It was not an isolated incident.

On and off for the last week—as voters head to the polls in the second round of presidential elections scheduled for June 16 and 17 after a week of renewed demonstrations at Tahrir—large groups of men have sexually attacked women at the birthplace of Egypt's 18-day revolution last year that brought down the Mubarak regime.

In response to the assaults, Saad and her friends had planned a march to call for gender equality and demand the right to assemble without fear. On Friday night, around 50 women heeded their call, chanting for a little over an hour—until men swarmed their protective human cordon and again attacked. Men seemed to appear from nowhere, grabbing, groping, ripping clothes, stealing phones and money.

Sexual harassment is endemic in Egypt, but assault by groups of dozens or hundreds of men is not. “It didn’t seem normal. Everything about it was wrong. It didn’t seem like the day-to-day harassment that women get, it seemed organized,” Saad says of what’s been happening over the last week in Tahrir.


“It’s a patriarchal society, they don’t respect women and only see her as a sexual object.”

Egypt sexual harassment protest

Egyptian women stage a demonstration in Cairo calling for an end to sexual harassment of female protesters in Tahrir square on June 8 (Andre Pain, EPA / Landov)

Her friend Leil-Zahra Mortada, a filmmaker who participated in the march, put it another way: “Big groups, this is what made us suspicious. Would all of the sexual harassers in Cairo just gather in front of Hardee’s?” he asked about the restaurant where most of the large attacks transpired.

Some activists have called the spat of group assaults a coordinated effort to keep women out of the political sphere, while others see it as Egypt’s deep-rooted patriarchy at work. But there’s broad agreement that the attacks are likely to damage the revolutionary movement, and discourage women from broader participation in politics.

“I’m sure this will affect the revolution negatively. We have seen during the 18 days before Mubarak was brought down, women were there, there was not a single harassment report, nothing happened. It was very inclusive—men, women, Muslims, Christians, everyone. It was like heaven,” says Dalia Ziada, executive director of the Ibn Khaldun Center for Development Studies, who thinks the harassment was spontaneous.

“As soon as the revolution stops being inclusive, it leads to dire consequences,” she said. “It will make women revolutionaries stay at home and not participate. Thus, it will weaken the protests and the cause behind the protests.”

Egypt is a patriarchal country, and women are underrepresented in government, protests, and the workforce. Sexual harassment is rampant. A 2008 study by the Egyptian Center for Women’s Rights found that 83 percent of Egyptian women have experienced some amount of sexual harassment on the street, as have 98 percent of foreign visitors. Sixty-two percent of men admit to having sexually harassed women. Although there were few reported incidents of sexual harassment in the vast crowds that thronged Tahrir Square last year, the attacks resumed almost immediately after the government fell. On the night Mubarak stepped down, Lara Logan, a journalist for CBS, was sexually assaulted by a mob.
= = = =
**TO DO**:
a) According to the article on the Tahrir Square assaults, what share of Egyptian women did the 2008 study find had experienced sexual harassment on the street?
b) Rewrite the stretch from "In response to" through "phones and money." in the article on the Tahrir Square assaults, putting "human chain" in place of "human cordon".
The listing that follows comes from a different source than the article on the Tahrir Square assaults.

**INFORMATION PROVIDED**:
= = = =
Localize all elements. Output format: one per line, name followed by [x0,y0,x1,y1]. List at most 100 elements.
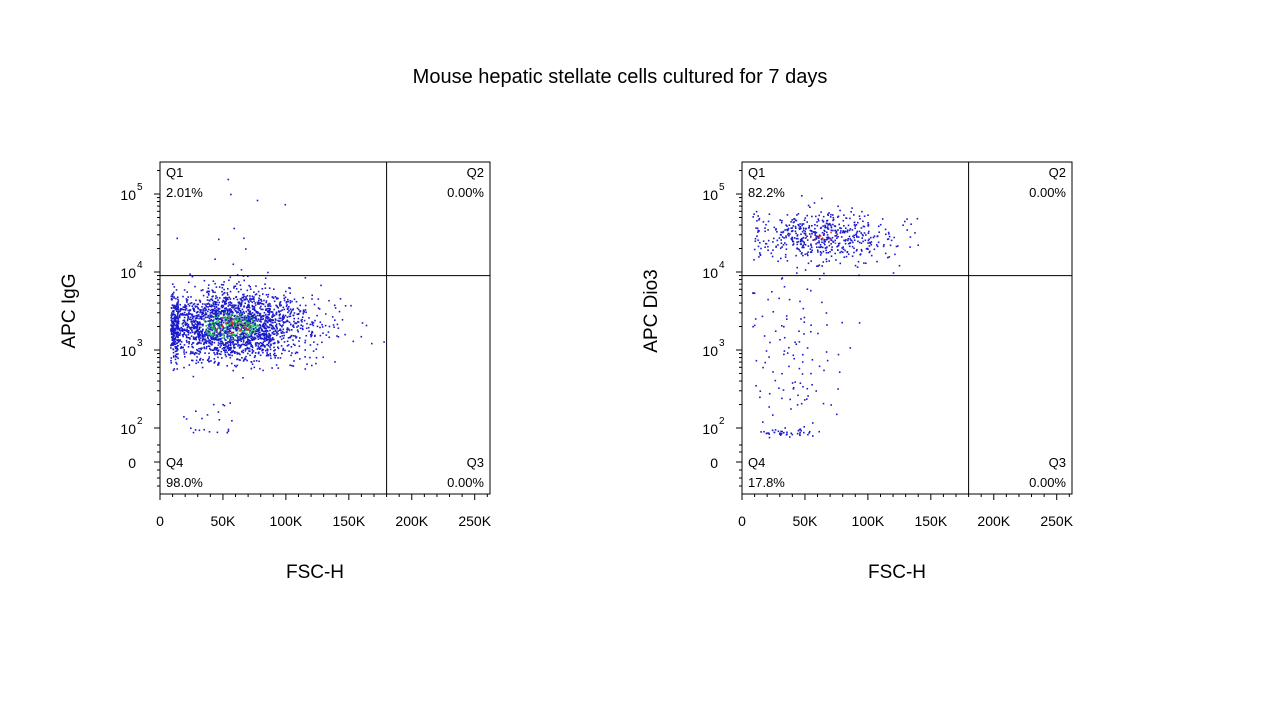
= = = =
**SOLUTIONS TO THE EXERCISE**:
a) 83 percent

b)
In response to the assaults, Saad and her friends had planned a march to call for gender equality and demand the right to assemble without fear. On Friday night, around 50 women heeded their call, chanting for a little over an hour—until men swarmed their protective human chain and again attacked. Men seemed to appear from nowhere, grabbing, groping, ripping clothes, stealing phones and money.